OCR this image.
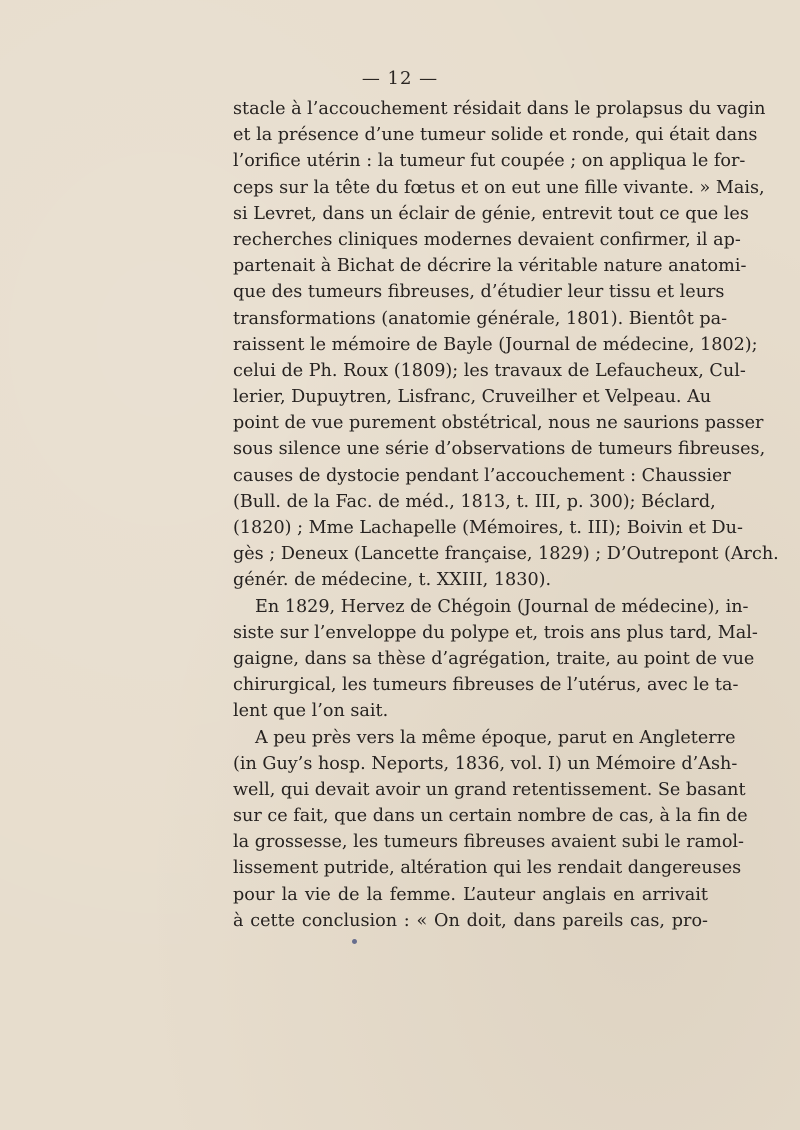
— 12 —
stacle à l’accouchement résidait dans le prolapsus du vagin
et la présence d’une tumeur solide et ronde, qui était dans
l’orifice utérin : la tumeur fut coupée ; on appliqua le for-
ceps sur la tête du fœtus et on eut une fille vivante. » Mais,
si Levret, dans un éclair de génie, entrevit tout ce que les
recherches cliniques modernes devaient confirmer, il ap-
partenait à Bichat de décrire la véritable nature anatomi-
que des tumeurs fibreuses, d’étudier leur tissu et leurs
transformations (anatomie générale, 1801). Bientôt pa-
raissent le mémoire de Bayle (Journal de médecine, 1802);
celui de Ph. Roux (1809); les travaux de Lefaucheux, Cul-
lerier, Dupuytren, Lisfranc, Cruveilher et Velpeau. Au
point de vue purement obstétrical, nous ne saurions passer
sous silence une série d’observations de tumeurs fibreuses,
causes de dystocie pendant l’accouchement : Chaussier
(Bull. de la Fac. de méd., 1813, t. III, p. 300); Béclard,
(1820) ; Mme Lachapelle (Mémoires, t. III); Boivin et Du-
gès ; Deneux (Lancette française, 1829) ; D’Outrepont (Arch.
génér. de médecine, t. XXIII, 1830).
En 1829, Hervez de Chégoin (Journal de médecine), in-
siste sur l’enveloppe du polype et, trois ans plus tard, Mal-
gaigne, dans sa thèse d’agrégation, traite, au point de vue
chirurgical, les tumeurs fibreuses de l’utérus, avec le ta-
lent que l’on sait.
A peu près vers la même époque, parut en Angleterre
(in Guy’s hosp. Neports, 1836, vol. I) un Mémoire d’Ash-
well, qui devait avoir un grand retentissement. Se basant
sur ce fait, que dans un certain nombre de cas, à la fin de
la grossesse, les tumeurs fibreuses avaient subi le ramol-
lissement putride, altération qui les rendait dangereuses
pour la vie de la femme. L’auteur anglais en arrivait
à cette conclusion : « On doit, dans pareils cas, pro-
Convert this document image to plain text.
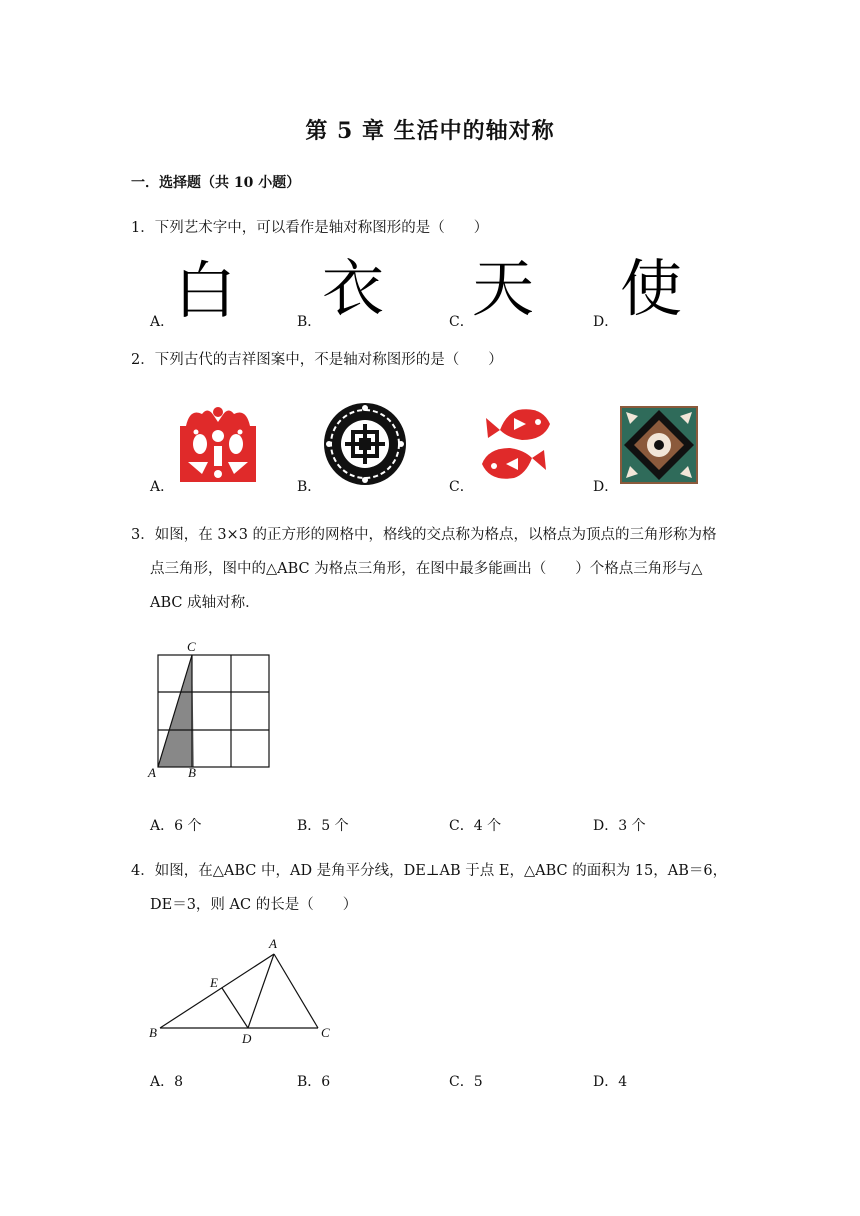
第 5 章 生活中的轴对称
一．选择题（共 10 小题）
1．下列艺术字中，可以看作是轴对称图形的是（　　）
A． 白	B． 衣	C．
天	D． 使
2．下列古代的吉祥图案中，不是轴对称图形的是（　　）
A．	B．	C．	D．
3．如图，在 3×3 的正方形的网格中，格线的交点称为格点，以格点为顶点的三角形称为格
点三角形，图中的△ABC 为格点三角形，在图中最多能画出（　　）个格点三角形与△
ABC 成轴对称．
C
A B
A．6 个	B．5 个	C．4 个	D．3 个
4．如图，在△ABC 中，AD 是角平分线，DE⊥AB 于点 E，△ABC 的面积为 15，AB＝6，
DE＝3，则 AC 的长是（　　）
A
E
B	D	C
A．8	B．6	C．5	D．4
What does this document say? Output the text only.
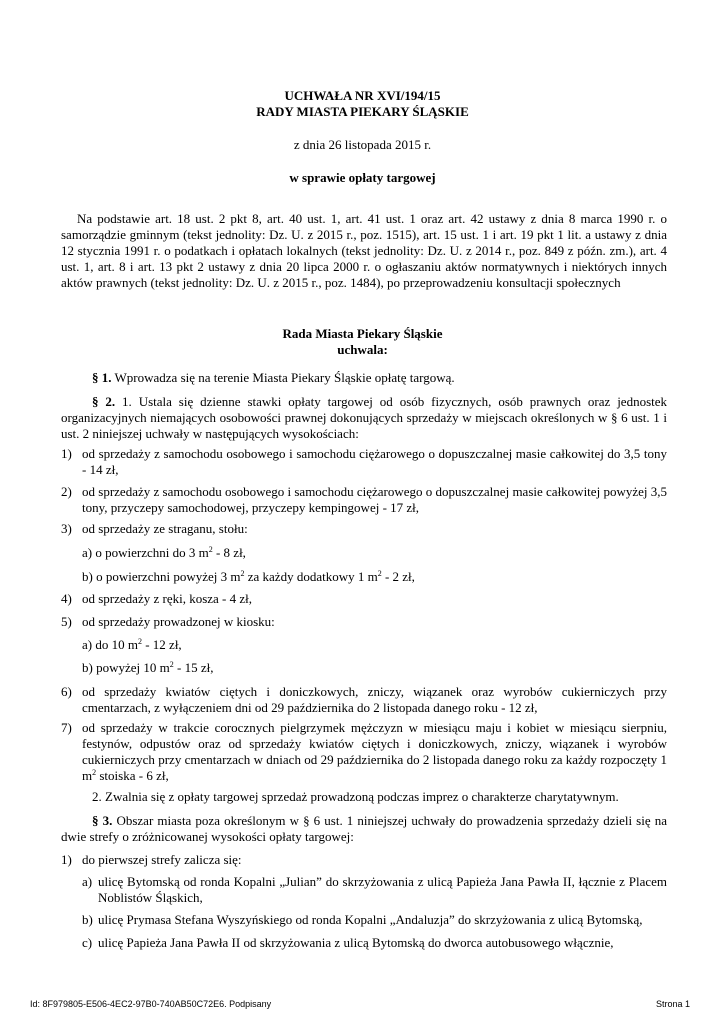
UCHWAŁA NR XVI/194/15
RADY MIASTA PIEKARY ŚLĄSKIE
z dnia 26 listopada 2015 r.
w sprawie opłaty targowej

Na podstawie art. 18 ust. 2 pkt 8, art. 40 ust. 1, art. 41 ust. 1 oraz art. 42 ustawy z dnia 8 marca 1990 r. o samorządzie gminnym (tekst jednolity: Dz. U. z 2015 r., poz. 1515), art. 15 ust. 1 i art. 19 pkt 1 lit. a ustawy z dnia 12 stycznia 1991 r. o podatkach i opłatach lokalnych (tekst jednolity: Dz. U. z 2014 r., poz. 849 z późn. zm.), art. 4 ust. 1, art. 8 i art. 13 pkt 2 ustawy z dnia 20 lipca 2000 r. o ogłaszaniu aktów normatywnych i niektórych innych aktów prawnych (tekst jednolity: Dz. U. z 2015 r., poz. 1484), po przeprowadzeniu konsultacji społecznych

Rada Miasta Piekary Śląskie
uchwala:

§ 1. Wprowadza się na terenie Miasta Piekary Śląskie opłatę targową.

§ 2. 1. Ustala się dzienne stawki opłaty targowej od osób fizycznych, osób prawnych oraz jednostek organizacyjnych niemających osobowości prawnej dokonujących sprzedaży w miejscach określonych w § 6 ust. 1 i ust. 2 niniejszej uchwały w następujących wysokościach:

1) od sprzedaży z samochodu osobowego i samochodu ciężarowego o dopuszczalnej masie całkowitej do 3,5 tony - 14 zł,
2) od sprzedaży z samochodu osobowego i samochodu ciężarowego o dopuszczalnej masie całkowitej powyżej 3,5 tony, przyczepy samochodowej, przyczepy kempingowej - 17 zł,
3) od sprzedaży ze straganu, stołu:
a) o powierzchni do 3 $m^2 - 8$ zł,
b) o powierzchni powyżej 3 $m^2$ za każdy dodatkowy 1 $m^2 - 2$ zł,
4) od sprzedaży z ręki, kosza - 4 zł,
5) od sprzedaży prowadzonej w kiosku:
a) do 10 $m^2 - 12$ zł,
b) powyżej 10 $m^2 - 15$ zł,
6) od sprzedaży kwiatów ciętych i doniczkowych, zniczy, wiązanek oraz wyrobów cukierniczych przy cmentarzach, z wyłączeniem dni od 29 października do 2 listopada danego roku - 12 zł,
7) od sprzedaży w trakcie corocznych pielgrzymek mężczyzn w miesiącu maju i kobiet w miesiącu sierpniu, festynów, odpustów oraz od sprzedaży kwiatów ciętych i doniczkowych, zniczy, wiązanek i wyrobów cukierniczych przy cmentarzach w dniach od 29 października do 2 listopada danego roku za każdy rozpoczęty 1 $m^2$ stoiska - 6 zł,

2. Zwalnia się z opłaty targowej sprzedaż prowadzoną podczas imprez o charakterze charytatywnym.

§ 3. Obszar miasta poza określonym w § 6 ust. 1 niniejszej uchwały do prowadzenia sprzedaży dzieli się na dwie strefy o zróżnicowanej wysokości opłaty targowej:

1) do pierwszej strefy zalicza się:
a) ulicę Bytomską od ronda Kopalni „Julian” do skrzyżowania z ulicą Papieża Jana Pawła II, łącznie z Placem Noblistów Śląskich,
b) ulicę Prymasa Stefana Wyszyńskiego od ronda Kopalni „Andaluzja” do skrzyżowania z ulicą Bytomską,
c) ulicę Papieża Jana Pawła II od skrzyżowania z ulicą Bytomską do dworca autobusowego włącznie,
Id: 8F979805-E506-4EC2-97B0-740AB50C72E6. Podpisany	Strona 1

---------------

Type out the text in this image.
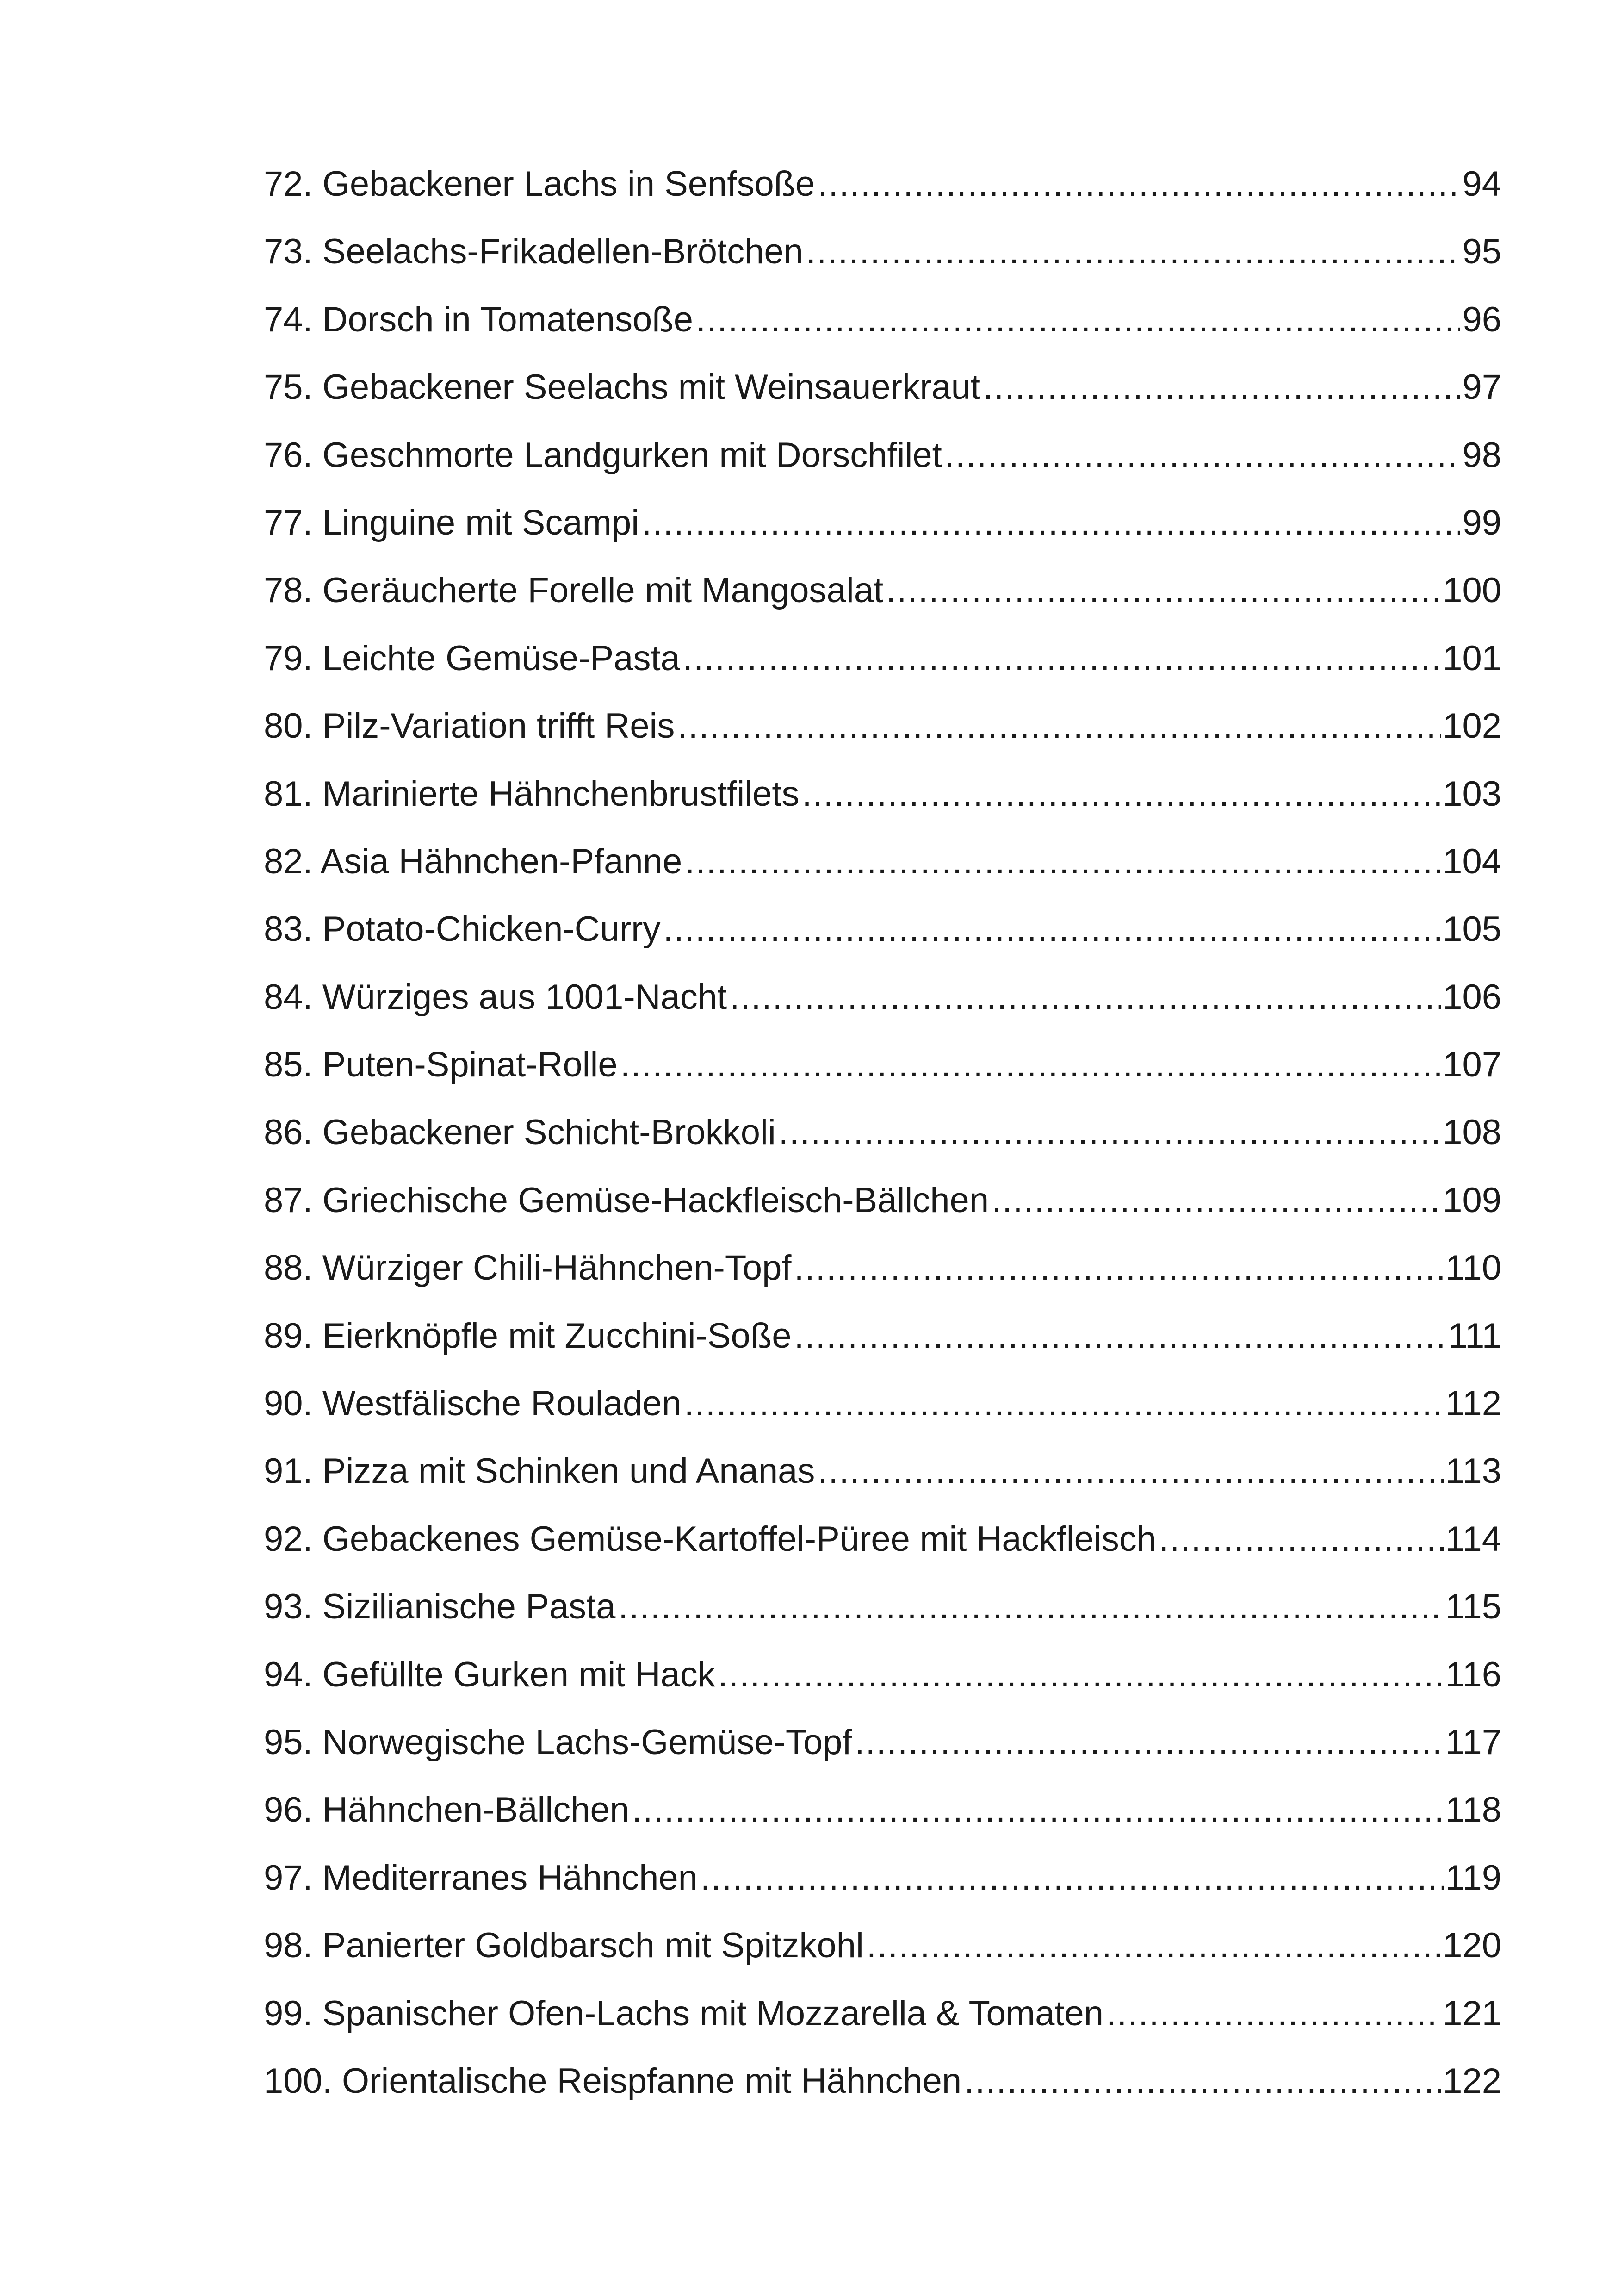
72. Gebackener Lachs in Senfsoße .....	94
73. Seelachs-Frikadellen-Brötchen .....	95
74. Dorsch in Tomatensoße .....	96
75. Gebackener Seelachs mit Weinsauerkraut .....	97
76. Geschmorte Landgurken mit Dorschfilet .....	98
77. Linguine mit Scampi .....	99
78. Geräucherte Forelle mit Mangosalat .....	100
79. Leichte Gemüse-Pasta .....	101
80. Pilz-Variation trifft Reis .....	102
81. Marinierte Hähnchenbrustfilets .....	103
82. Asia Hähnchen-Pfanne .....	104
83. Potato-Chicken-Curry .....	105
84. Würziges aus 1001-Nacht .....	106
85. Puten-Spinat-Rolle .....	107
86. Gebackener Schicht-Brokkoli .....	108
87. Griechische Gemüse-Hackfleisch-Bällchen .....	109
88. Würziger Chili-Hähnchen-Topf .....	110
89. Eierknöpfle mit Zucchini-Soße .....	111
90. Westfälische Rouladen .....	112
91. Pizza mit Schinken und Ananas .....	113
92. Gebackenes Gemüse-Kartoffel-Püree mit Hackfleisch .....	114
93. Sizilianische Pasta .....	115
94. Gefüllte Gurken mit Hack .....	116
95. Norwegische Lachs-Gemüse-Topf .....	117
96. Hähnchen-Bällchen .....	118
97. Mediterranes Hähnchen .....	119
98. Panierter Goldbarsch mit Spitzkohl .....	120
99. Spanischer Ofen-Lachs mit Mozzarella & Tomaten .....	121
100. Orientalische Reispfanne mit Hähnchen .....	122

---------------

Copy each line above containing the string "Hackfleisch".

• _Final result_:
87. Griechische Gemüse-Hackfleisch-Bällchen .....	109
92. Gebackenes Gemüse-Kartoffel-Püree mit Hackfleisch .....	114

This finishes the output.